• [Task requirements]: Write out the data below exactly as given, without any of its pictures.

***** Provided records

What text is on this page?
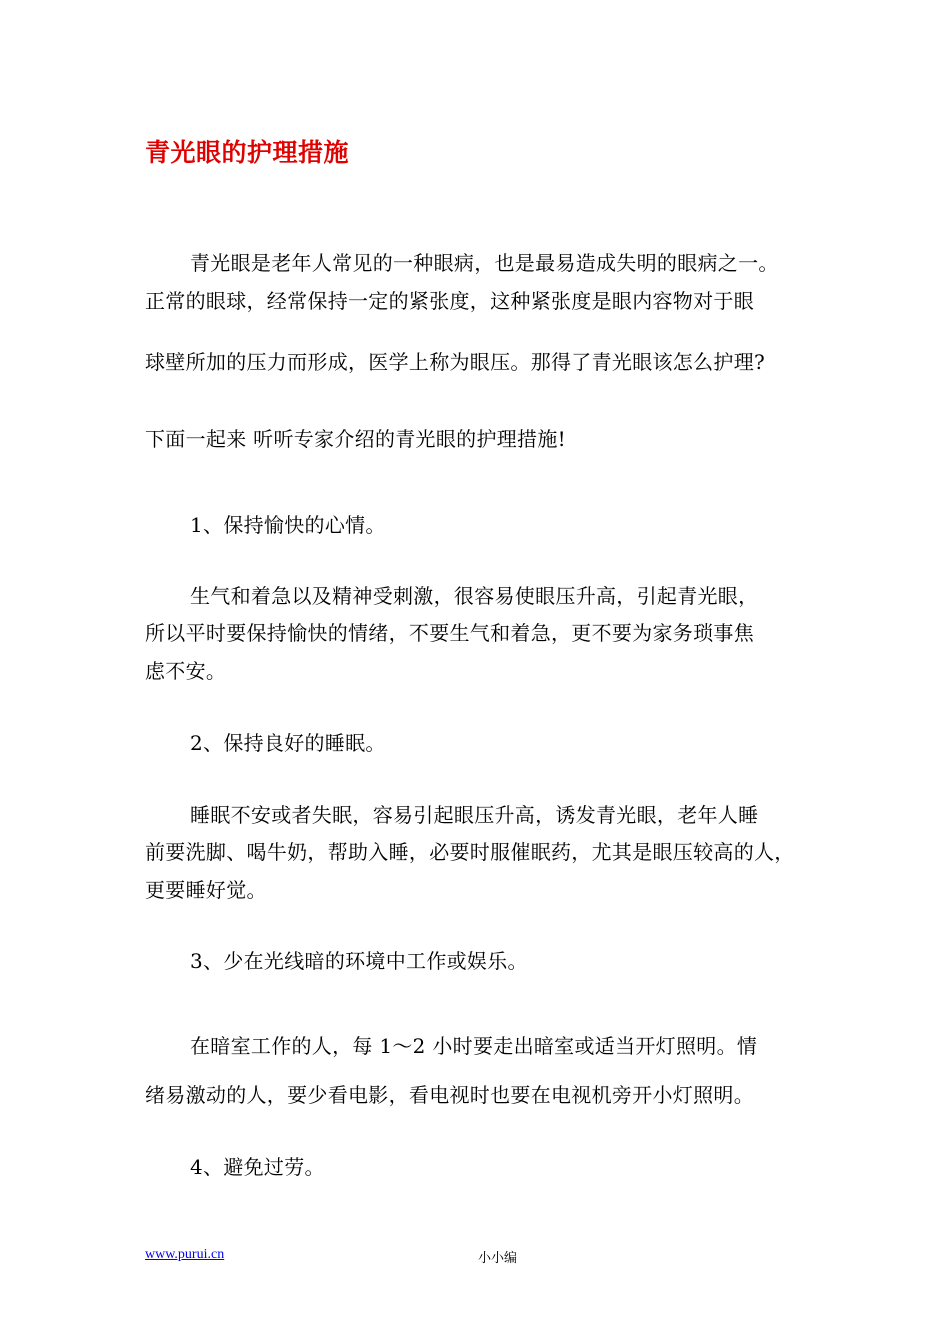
青光眼的护理措施
青光眼是老年人常见的一种眼病，也是最易造成失明的眼病之一。
正常的眼球，经常保持一定的紧张度，这种紧张度是眼内容物对于眼
球壁所加的压力而形成，医学上称为眼压。那得了青光眼该怎么护理?
下面一起来 听听专家介绍的青光眼的护理措施!
1、保持愉快的心情。
生气和着急以及精神受刺激，很容易使眼压升高，引起青光眼，
所以平时要保持愉快的情绪，不要生气和着急，更不要为家务琐事焦
虑不安。
2、保持良好的睡眠。
睡眠不安或者失眠，容易引起眼压升高，诱发青光眼，老年人睡
前要洗脚、喝牛奶，帮助入睡，必要时服催眠药，尤其是眼压较高的人，
更要睡好觉。
3、少在光线暗的环境中工作或娱乐。
在暗室工作的人，每 1～2 小时要走出暗室或适当开灯照明。情
绪易激动的人，要少看电影，看电视时也要在电视机旁开小灯照明。
4、避免过劳。
www.purui.cn	小小编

**********

• [Response]:
What text is on this page?
青光眼的护理措施
青光眼是老年人常见的一种眼病，也是最易造成失明的眼病之一。
正常的眼球，经常保持一定的紧张度，这种紧张度是眼内容物对于眼
球壁所加的压力而形成，医学上称为眼压。那得了青光眼该怎么护理?
下面一起来 听听专家介绍的青光眼的护理措施!
1、保持愉快的心情。
生气和着急以及精神受刺激，很容易使眼压升高，引起青光眼，
所以平时要保持愉快的情绪，不要生气和着急，更不要为家务琐事焦
虑不安。
2、保持良好的睡眠。
睡眠不安或者失眠，容易引起眼压升高，诱发青光眼，老年人睡
前要洗脚、喝牛奶，帮助入睡，必要时服催眠药，尤其是眼压较高的人，
更要睡好觉。
3、少在光线暗的环境中工作或娱乐。
在暗室工作的人，每 1～2 小时要走出暗室或适当开灯照明。情
绪易激动的人，要少看电影，看电视时也要在电视机旁开小灯照明。
4、避免过劳。
www.purui.cn	小小编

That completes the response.